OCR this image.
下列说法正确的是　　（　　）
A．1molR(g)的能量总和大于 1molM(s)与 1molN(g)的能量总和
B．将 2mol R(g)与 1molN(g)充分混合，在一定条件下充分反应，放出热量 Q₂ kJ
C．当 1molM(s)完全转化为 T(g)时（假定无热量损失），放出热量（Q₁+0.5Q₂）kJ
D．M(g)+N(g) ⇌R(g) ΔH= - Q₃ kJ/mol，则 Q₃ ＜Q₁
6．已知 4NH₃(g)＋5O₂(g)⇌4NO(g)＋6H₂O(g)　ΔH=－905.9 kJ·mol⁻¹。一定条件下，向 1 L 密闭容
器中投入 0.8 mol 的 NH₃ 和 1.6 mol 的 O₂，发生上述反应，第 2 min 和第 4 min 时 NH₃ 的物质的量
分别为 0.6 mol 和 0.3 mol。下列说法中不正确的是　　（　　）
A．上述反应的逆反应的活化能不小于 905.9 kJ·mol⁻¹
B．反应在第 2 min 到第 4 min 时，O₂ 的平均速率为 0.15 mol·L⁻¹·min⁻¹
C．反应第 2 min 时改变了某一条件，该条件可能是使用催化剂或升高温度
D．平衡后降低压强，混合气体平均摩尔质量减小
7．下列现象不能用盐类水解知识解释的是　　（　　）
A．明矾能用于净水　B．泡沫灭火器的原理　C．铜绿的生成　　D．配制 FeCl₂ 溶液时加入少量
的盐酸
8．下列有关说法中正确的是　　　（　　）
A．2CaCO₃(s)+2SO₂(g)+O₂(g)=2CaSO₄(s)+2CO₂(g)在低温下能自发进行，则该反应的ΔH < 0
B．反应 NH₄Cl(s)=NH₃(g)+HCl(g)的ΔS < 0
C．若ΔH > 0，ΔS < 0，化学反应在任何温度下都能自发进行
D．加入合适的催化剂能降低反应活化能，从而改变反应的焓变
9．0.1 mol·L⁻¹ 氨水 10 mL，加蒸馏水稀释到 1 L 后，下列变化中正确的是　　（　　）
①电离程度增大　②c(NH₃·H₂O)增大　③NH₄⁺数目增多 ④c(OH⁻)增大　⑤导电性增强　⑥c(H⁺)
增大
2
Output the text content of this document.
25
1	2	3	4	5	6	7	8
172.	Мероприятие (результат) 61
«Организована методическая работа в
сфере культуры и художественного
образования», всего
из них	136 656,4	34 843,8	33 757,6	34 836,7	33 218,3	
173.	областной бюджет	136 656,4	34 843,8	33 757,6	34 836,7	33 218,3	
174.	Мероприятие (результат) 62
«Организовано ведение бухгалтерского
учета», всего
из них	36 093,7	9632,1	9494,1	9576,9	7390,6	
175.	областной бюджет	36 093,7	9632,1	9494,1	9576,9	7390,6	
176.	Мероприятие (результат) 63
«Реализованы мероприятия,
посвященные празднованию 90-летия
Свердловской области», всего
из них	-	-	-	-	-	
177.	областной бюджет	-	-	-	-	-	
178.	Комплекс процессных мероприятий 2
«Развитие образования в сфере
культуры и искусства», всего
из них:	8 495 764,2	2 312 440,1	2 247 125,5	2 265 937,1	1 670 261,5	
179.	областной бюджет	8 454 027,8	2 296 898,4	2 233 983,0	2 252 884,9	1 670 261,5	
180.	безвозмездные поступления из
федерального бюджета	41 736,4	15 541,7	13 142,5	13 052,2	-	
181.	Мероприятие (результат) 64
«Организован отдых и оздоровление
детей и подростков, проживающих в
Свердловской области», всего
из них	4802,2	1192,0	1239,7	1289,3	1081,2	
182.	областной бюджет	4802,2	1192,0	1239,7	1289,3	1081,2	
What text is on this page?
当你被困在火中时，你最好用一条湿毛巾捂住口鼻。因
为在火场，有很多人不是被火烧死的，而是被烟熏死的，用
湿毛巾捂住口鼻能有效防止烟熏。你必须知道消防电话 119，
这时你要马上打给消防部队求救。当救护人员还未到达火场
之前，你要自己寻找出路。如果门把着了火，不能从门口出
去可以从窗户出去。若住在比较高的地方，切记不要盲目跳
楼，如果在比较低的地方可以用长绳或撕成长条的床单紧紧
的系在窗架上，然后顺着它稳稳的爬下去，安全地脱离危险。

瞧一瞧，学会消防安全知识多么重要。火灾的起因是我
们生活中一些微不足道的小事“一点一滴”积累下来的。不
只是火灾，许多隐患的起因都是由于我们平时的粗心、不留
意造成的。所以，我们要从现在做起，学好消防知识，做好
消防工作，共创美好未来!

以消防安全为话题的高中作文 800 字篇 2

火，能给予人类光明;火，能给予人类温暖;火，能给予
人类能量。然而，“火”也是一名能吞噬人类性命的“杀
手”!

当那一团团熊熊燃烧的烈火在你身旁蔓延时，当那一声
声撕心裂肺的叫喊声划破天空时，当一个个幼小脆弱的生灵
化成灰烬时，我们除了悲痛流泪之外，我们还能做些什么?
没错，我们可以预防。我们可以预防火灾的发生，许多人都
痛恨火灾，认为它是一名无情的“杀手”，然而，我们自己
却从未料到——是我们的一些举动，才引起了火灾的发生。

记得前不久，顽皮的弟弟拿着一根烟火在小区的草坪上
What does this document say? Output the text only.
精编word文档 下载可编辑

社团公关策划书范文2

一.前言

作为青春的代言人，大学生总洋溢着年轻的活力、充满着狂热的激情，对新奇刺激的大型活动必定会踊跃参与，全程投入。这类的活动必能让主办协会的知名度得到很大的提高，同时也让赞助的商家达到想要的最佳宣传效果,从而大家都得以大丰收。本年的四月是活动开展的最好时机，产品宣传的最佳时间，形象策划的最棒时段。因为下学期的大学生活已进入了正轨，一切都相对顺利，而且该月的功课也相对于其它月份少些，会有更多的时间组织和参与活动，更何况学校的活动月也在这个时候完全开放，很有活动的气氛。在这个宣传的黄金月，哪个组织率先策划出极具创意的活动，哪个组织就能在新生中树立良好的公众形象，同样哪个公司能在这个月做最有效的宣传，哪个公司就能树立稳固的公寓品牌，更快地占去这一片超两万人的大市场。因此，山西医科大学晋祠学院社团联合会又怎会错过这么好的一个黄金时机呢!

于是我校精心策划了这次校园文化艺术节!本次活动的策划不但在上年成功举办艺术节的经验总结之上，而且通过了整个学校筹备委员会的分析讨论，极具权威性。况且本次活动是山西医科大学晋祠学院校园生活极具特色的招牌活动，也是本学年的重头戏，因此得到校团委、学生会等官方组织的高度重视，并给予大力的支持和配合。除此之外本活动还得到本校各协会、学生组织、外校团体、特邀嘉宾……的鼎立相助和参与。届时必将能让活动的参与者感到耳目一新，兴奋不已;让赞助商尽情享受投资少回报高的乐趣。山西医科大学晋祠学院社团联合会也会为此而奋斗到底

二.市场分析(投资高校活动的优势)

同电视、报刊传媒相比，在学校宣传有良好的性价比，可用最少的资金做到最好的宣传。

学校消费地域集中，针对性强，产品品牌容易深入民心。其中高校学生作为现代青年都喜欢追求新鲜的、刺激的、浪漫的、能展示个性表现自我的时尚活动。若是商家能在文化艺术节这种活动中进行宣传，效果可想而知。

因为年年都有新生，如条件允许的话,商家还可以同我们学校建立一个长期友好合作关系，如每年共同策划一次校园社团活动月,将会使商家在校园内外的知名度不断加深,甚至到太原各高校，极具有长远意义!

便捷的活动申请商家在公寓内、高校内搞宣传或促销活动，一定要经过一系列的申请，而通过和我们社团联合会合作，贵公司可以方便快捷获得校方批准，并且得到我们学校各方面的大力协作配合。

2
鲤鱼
______
Write each line above out exactly.

### The answer:
OCR this image.
下列说法正确的是　　（　　）
A．1molR(g)的能量总和大于 1molM(s)与 1molN(g)的能量总和
B．将 2mol R(g)与 1molN(g)充分混合，在一定条件下充分反应，放出热量 Q₂ kJ
C．当 1molM(s)完全转化为 T(g)时（假定无热量损失），放出热量（Q₁+0.5Q₂）kJ
D．M(g)+N(g) ⇌R(g) ΔH= - Q₃ kJ/mol，则 Q₃ ＜Q₁
6．已知 4NH₃(g)＋5O₂(g)⇌4NO(g)＋6H₂O(g)　ΔH=－905.9 kJ·mol⁻¹。一定条件下，向 1 L 密闭容
器中投入 0.8 mol 的 NH₃ 和 1.6 mol 的 O₂，发生上述反应，第 2 min 和第 4 min 时 NH₃ 的物质的量
分别为 0.6 mol 和 0.3 mol。下列说法中不正确的是　　（　　）
A．上述反应的逆反应的活化能不小于 905.9 kJ·mol⁻¹
B．反应在第 2 min 到第 4 min 时，O₂ 的平均速率为 0.15 mol·L⁻¹·min⁻¹
C．反应第 2 min 时改变了某一条件，该条件可能是使用催化剂或升高温度
D．平衡后降低压强，混合气体平均摩尔质量减小
7．下列现象不能用盐类水解知识解释的是　　（　　）
A．明矾能用于净水　B．泡沫灭火器的原理　C．铜绿的生成　　D．配制 FeCl₂ 溶液时加入少量
的盐酸
8．下列有关说法中正确的是　　　（　　）
A．2CaCO₃(s)+2SO₂(g)+O₂(g)=2CaSO₄(s)+2CO₂(g)在低温下能自发进行，则该反应的ΔH < 0
B．反应 NH₄Cl(s)=NH₃(g)+HCl(g)的ΔS < 0
C．若ΔH > 0，ΔS < 0，化学反应在任何温度下都能自发进行
D．加入合适的催化剂能降低反应活化能，从而改变反应的焓变
9．0.1 mol·L⁻¹ 氨水 10 mL，加蒸馏水稀释到 1 L 后，下列变化中正确的是　　（　　）
①电离程度增大　②c(NH₃·H₂O)增大　③NH₄⁺数目增多 ④c(OH⁻)增大　⑤导电性增强　⑥c(H⁺)
增大
2
Output the text content of this document.
25
1	2	3	4	5	6	7	8
172.	Мероприятие (результат) 61
«Организована методическая работа в
сфере культуры и художественного
образования», всего
из них	136 656,4	34 843,8	33 757,6	34 836,7	33 218,3	
173.	областной бюджет	136 656,4	34 843,8	33 757,6	34 836,7	33 218,3	
174.	Мероприятие (результат) 62
«Организовано ведение бухгалтерского
учета», всего
из них	36 093,7	9632,1	9494,1	9576,9	7390,6	
175.	областной бюджет	36 093,7	9632,1	9494,1	9576,9	7390,6	
176.	Мероприятие (результат) 63
«Реализованы мероприятия,
посвященные празднованию 90-летия
Свердловской области», всего
из них	-	-	-	-	-	
177.	областной бюджет	-	-	-	-	-	
178.	Комплекс процессных мероприятий 2
«Развитие образования в сфере
культуры и искусства», всего
из них:	8 495 764,2	2 312 440,1	2 247 125,5	2 265 937,1	1 670 261,5	
179.	областной бюджет	8 454 027,8	2 296 898,4	2 233 983,0	2 252 884,9	1 670 261,5	
180.	безвозмездные поступления из
федерального бюджета	41 736,4	15 541,7	13 142,5	13 052,2	-	
181.	Мероприятие (результат) 64
«Организован отдых и оздоровление
детей и подростков, проживающих в
Свердловской области», всего
из них	4802,2	1192,0	1239,7	1289,3	1081,2	
182.	областной бюджет	4802,2	1192,0	1239,7	1289,3	1081,2	
What text is on this page?
当你被困在火中时，你最好用一条湿毛巾捂住口鼻。因
为在火场，有很多人不是被火烧死的，而是被烟熏死的，用
湿毛巾捂住口鼻能有效防止烟熏。你必须知道消防电话 119，
这时你要马上打给消防部队求救。当救护人员还未到达火场
之前，你要自己寻找出路。如果门把着了火，不能从门口出
去可以从窗户出去。若住在比较高的地方，切记不要盲目跳
楼，如果在比较低的地方可以用长绳或撕成长条的床单紧紧
的系在窗架上，然后顺着它稳稳的爬下去，安全地脱离危险。

瞧一瞧，学会消防安全知识多么重要。火灾的起因是我
们生活中一些微不足道的小事“一点一滴”积累下来的。不
只是火灾，许多隐患的起因都是由于我们平时的粗心、不留
意造成的。所以，我们要从现在做起，学好消防知识，做好
消防工作，共创美好未来!

以消防安全为话题的高中作文 800 字篇 2

火，能给予人类光明;火，能给予人类温暖;火，能给予
人类能量。然而，“火”也是一名能吞噬人类性命的“杀
手”!

当那一团团熊熊燃烧的烈火在你身旁蔓延时，当那一声
声撕心裂肺的叫喊声划破天空时，当一个个幼小脆弱的生灵
化成灰烬时，我们除了悲痛流泪之外，我们还能做些什么?
没错，我们可以预防。我们可以预防火灾的发生，许多人都
痛恨火灾，认为它是一名无情的“杀手”，然而，我们自己
却从未料到——是我们的一些举动，才引起了火灾的发生。

记得前不久，顽皮的弟弟拿着一根烟火在小区的草坪上
What does this document say? Output the text only.
精编word文档 下载可编辑

社团公关策划书范文2

一.前言

作为青春的代言人，大学生总洋溢着年轻的活力、充满着狂热的激情，对新奇刺激的大型活动必定会踊跃参与，全程投入。这类的活动必能让主办协会的知名度得到很大的提高，同时也让赞助的商家达到想要的最佳宣传效果,从而大家都得以大丰收。本年的四月是活动开展的最好时机，产品宣传的最佳时间，形象策划的最棒时段。因为下学期的大学生活已进入了正轨，一切都相对顺利，而且该月的功课也相对于其它月份少些，会有更多的时间组织和参与活动，更何况学校的活动月也在这个时候完全开放，很有活动的气氛。在这个宣传的黄金月，哪个组织率先策划出极具创意的活动，哪个组织就能在新生中树立良好的公众形象，同样哪个公司能在这个月做最有效的宣传，哪个公司就能树立稳固的公寓品牌，更快地占去这一片超两万人的大市场。因此，山西医科大学晋祠学院社团联合会又怎会错过这么好的一个黄金时机呢!

于是我校精心策划了这次校园文化艺术节!本次活动的策划不但在上年成功举办艺术节的经验总结之上，而且通过了整个学校筹备委员会的分析讨论，极具权威性。况且本次活动是山西医科大学晋祠学院校园生活极具特色的招牌活动，也是本学年的重头戏，因此得到校团委、学生会等官方组织的高度重视，并给予大力的支持和配合。除此之外本活动还得到本校各协会、学生组织、外校团体、特邀嘉宾……的鼎立相助和参与。届时必将能让活动的参与者感到耳目一新，兴奋不已;让赞助商尽情享受投资少回报高的乐趣。山西医科大学晋祠学院社团联合会也会为此而奋斗到底

二.市场分析(投资高校活动的优势)

同电视、报刊传媒相比，在学校宣传有良好的性价比，可用最少的资金做到最好的宣传。

学校消费地域集中，针对性强，产品品牌容易深入民心。其中高校学生作为现代青年都喜欢追求新鲜的、刺激的、浪漫的、能展示个性表现自我的时尚活动。若是商家能在文化艺术节这种活动中进行宣传，效果可想而知。

因为年年都有新生，如条件允许的话,商家还可以同我们学校建立一个长期友好合作关系，如每年共同策划一次校园社团活动月,将会使商家在校园内外的知名度不断加深,甚至到太原各高校，极具有长远意义!

便捷的活动申请商家在公寓内、高校内搞宣传或促销活动，一定要经过一系列的申请，而通过和我们社团联合会合作，贵公司可以方便快捷获得校方批准，并且得到我们学校各方面的大力协作配合。

2
鲤鱼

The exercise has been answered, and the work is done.